> PROBLEMS TO WORK ON
[1] For the hedgehog forum thread, decide whether each statement agrees with it: (a) six hedgehogs at the pet store were kept in a 2 x 2 glass tank; (b) the manager sold the hair-pulling hedgehog at full price; (c) Ziggy leaves tissue paper alone. Answer yes or no for each and quote the deciding words of the thread.
[2] From the hedgehog forum thread, write out the part that opens with the words containing "I have a few" and closes with "for my hair.".

> EXTRACT PROVIDED
BEGIN

# What does your hedgie like to chew/attack?



## Maeg8 (Apr 28, 2011)

I have a few ideas for toys to make, but want to make them really appealing to hedgies. What sort of things do your hedgies like to chew or pull on? What sounds do they seem to like? Any info would really help me build some good toys!


----------



## NoDivision (Aug 29, 2010)

My hair :roll: Both of my boys go CRAZY for my hair.


----------



## Quinn (Apr 24, 2011)

My throw pillows on my couch. I'm not sure if she hates them or loves them the way she goes at them lol


----------



## elise5211 (Jun 2, 2011)

My hedgie like the texture of small leafy greens, like broccoli or parsley (I haven't given her parsley yet, just assuming). She attacked a plastic plant I got her, so I had to take that away fearing she would eat it.


----------



## CanadienHedgie (Feb 4, 2011)

When I worked at Petland, I was the only one who would properly take care of the hedgies. The other employees would just dump food in the bowl and sweep out the carefresh. I'd come in every day, even when I wasn't working so I could properly socialize with them and give them fresh food and water daily. 

There was 6 hedgies in a 2 x 2 glass tank. Out of the 6 hedgies, 4 of them would chew my hair almost every time I took them out. One would tug and pull on it :lol: He wouldn't let go. I have really long hair (just past my bellybutton), and when I'd lean in the tank, he'd grab it if he saw it.  I thought it was cute, but the manager said he was vicious.... :| And sold him on clearance for $40 (80% off)... Idiot...


----------



## Maeg8 (Apr 28, 2011)

Vicious hedgehog. Vicious. Hedgehog. Nope, still not making sense. What an idiot. He's active and likes to play. Clearly evil. >.<


----------



## panda (May 23, 2011)

LOL vicious hedgehog... i'm going to start calling Norma vicious now.. out of love & humor of course! that manager clearly doesnt know how hedgehogs brains work :lol: they have attitudes and love to chew for annointing.. if thats vicious i hope that manager never considers owning a puppy or any type of rodent pet!!! hahaha


----------



## CritterHeaven (Feb 21, 2011)

Toffee loves to play tug with Timothy hay (from my Guinea pigs cages) and she also really really wants the diamond ring off my finger! She also attacks the silk plant I have in the kiddie pool she sometimes goes in.


----------



## shwiggy (Apr 27, 2009)

If I have tissue paper anywhere near Ziggy he will destroy it like a puppy!


----------



## Midevalmiss (Apr 6, 2011)

LOL mine go for my pellows and my glasses and any kind of jelwery :lol: :lol:


----------

END

> INFORMATION SUPPLIED
BEGIN

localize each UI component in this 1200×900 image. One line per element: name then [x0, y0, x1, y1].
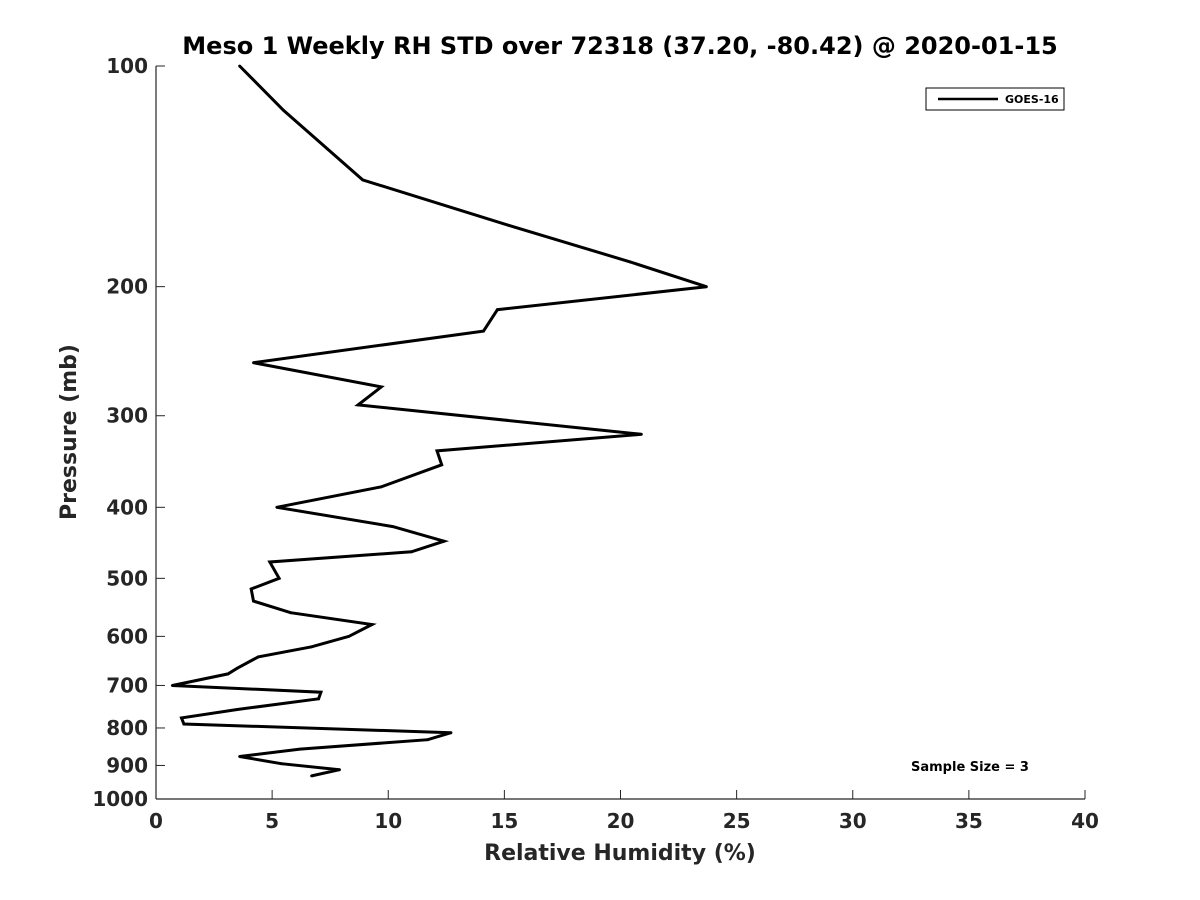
y-tick-label: 200 — [106, 275, 148, 299]
y-tick-label: 400 — [106, 495, 148, 519]
data-point — [268, 560, 272, 564]
data-point — [235, 708, 239, 711]
data-point — [440, 463, 444, 467]
data-point — [280, 762, 283, 766]
x-tick-label: 20 — [607, 809, 635, 833]
data-point — [356, 403, 360, 407]
data-point — [256, 655, 260, 659]
x-tick-label: 0 — [149, 809, 163, 833]
x-tick-label: 15 — [490, 809, 518, 833]
data-point — [238, 64, 242, 68]
x-axis-ticks: 0 5 10 15 20 25 30 35 40 — [149, 790, 1099, 833]
y-axis-ticks: 100 200 300 400 500 600 700 800 900 1000 — [92, 54, 165, 811]
chart-title: Meso 1 Weekly RH STD over 72318 (37.20, … — [182, 32, 1057, 60]
data-point — [182, 722, 186, 726]
data-point — [379, 485, 383, 489]
data-point — [410, 550, 413, 554]
data-point — [277, 576, 281, 580]
data-point — [482, 329, 485, 333]
x-tick-label: 30 — [839, 809, 867, 833]
data-point — [238, 755, 242, 758]
y-tick-label: 900 — [106, 753, 148, 777]
legend: GOES-16 — [925, 87, 1065, 111]
y-tick-label: 100 — [106, 54, 148, 78]
x-axis-label: Relative Humidity (%) — [484, 841, 756, 866]
data-point — [338, 768, 341, 772]
data-point — [496, 308, 499, 312]
data-point — [319, 690, 323, 694]
data-point — [391, 525, 395, 528]
data-point — [252, 361, 255, 365]
data-point — [180, 716, 183, 720]
x-tick-label: 5 — [265, 809, 279, 833]
x-tick-label: 40 — [1071, 809, 1099, 833]
data-point — [249, 587, 253, 591]
x-tick-label: 35 — [955, 809, 983, 833]
y-axis-label: Pressure (mb) — [57, 344, 82, 520]
data-point — [449, 731, 453, 735]
x-tick-label: 25 — [723, 809, 751, 833]
data-point — [282, 109, 286, 112]
data-point — [640, 432, 643, 436]
data-point — [289, 611, 293, 615]
data-point — [361, 178, 365, 182]
y-tick-label: 300 — [106, 404, 148, 428]
data-point — [507, 224, 511, 227]
data-point — [298, 747, 302, 751]
data-point — [347, 635, 351, 638]
data-point — [170, 684, 174, 687]
data-point — [235, 666, 239, 670]
data-point — [435, 449, 439, 453]
data-point — [426, 738, 430, 742]
data-point — [628, 260, 632, 264]
data-point — [370, 623, 374, 626]
x-tick-label: 10 — [374, 809, 402, 833]
data-point — [317, 697, 320, 701]
legend-label-goes16: GOES-16 — [1005, 93, 1059, 106]
sample-size-annotation: Sample Size = 3 — [911, 760, 1029, 775]
y-tick-label: 1000 — [92, 787, 148, 811]
data-point — [310, 645, 313, 649]
y-tick-label: 700 — [106, 673, 148, 697]
data-point — [379, 385, 383, 389]
series-layer — [170, 64, 708, 778]
y-tick-label: 600 — [106, 624, 148, 648]
data-point — [226, 672, 230, 676]
data-point — [442, 539, 446, 543]
y-tick-label: 500 — [106, 566, 148, 590]
y-tick-label: 800 — [106, 716, 148, 740]
data-point — [310, 774, 313, 778]
data-point — [275, 505, 279, 509]
data-point — [252, 599, 255, 603]
data-point — [705, 285, 708, 289]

END

> THE RESULTS
[1]
(a) Yes: "There was 6 hedgies in a 2 x 2 glass tank."
(b) No: "sold him on clearance for $40 (80% off)"
(c) No: "If I have tissue paper anywhere near Ziggy he will destroy it like a puppy!"

[2]
I have a few ideas for toys to make, but want to make them really appealing to hedgies. What sort of things do your hedgies like to chew or pull on? What sounds do they seem to like? Any info would really help me build some good toys!


----------



## NoDivision (Aug 29, 2010)

My hair :roll: Both of my boys go CRAZY for my hair.